What the task asks:
Only the lines holding the string "减少预算执行的障碍" are needed. Copy each one.

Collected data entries
——
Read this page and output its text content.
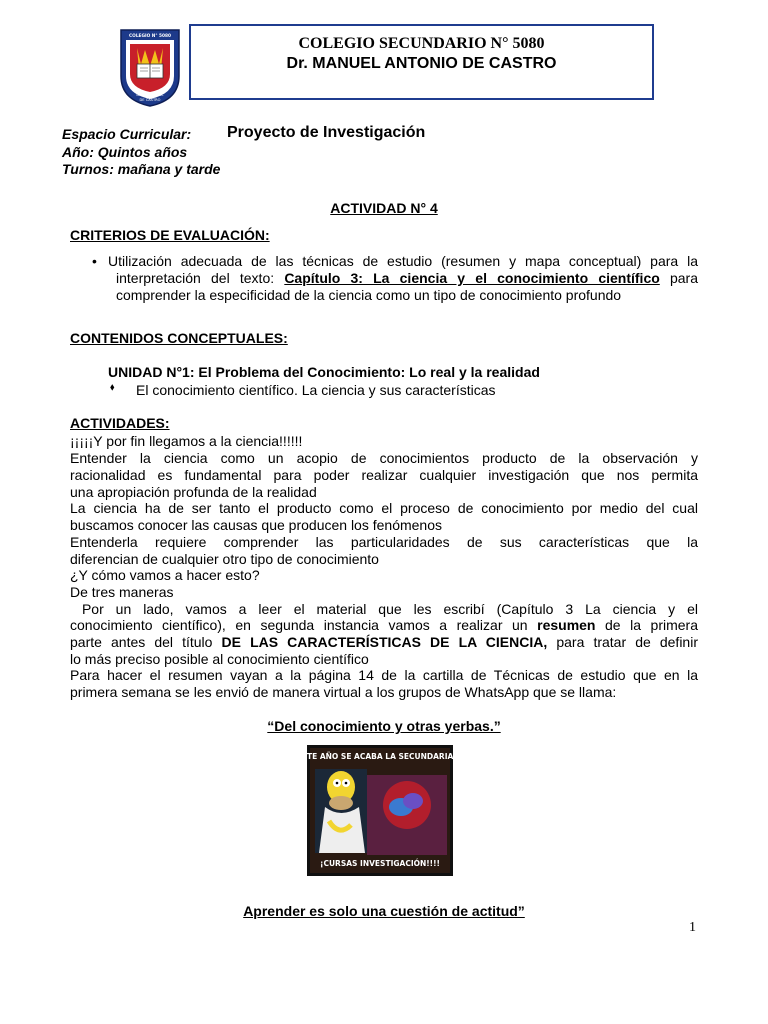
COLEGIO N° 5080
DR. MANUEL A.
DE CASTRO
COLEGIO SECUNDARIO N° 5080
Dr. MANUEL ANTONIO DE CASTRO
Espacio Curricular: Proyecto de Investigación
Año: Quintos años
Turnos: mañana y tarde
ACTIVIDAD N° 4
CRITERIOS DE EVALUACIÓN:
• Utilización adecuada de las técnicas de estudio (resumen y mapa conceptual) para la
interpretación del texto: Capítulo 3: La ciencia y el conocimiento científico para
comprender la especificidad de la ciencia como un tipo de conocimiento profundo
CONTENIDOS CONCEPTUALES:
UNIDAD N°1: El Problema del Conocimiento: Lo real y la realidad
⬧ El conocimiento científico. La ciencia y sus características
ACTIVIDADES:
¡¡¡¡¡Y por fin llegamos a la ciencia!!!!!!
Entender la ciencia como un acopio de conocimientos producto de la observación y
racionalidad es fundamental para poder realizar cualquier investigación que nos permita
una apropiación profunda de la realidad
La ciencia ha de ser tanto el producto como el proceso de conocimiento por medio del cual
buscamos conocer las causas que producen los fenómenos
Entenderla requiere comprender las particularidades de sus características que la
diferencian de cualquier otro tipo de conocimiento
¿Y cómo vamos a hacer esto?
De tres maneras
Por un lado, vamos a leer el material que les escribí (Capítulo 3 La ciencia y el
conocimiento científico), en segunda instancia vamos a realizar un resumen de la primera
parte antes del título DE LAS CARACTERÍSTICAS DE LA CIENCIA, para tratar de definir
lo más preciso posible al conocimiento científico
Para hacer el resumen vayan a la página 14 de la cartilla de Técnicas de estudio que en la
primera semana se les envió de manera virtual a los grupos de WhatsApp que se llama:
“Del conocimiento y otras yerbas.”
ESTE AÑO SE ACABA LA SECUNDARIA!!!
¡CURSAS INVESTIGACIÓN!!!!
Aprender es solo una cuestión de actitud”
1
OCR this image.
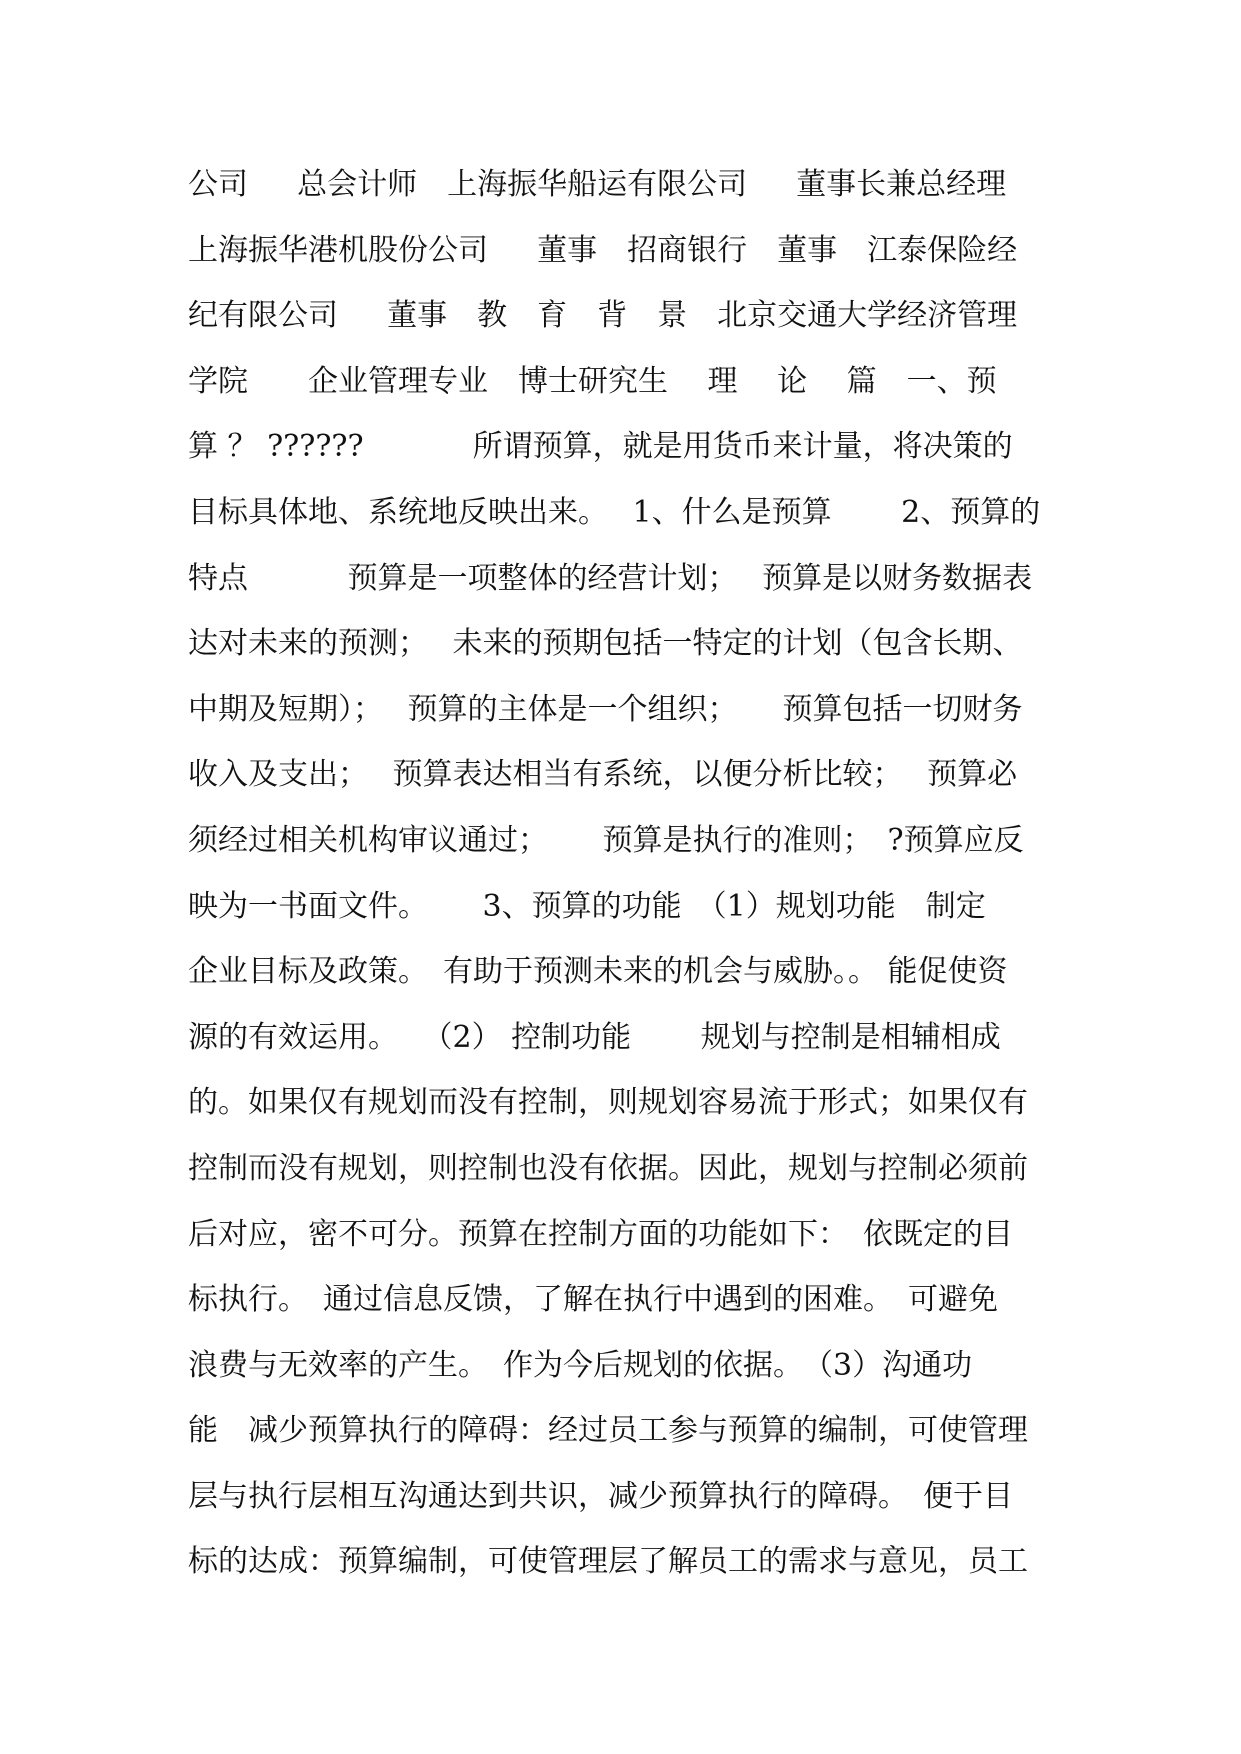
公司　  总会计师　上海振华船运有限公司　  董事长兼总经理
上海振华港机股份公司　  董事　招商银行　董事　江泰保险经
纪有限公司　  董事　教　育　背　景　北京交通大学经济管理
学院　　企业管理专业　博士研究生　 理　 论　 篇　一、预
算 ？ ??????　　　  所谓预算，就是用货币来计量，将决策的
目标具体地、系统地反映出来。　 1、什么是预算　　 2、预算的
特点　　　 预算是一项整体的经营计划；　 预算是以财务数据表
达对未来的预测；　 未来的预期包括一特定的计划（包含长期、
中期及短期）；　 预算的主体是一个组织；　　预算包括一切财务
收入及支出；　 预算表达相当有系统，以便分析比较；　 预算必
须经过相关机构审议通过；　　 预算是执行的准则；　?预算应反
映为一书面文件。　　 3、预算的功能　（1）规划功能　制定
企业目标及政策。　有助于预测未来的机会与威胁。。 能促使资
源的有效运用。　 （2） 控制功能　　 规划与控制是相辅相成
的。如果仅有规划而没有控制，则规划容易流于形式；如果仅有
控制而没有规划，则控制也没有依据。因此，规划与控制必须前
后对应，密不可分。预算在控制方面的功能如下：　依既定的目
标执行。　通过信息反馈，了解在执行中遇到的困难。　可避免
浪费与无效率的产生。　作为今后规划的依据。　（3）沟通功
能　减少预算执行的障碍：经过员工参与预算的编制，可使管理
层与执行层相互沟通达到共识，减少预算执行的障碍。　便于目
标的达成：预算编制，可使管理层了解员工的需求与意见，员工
——
Written response:
能　减少预算执行的障碍：经过员工参与预算的编制，可使管理
层与执行层相互沟通达到共识，减少预算执行的障碍。　便于目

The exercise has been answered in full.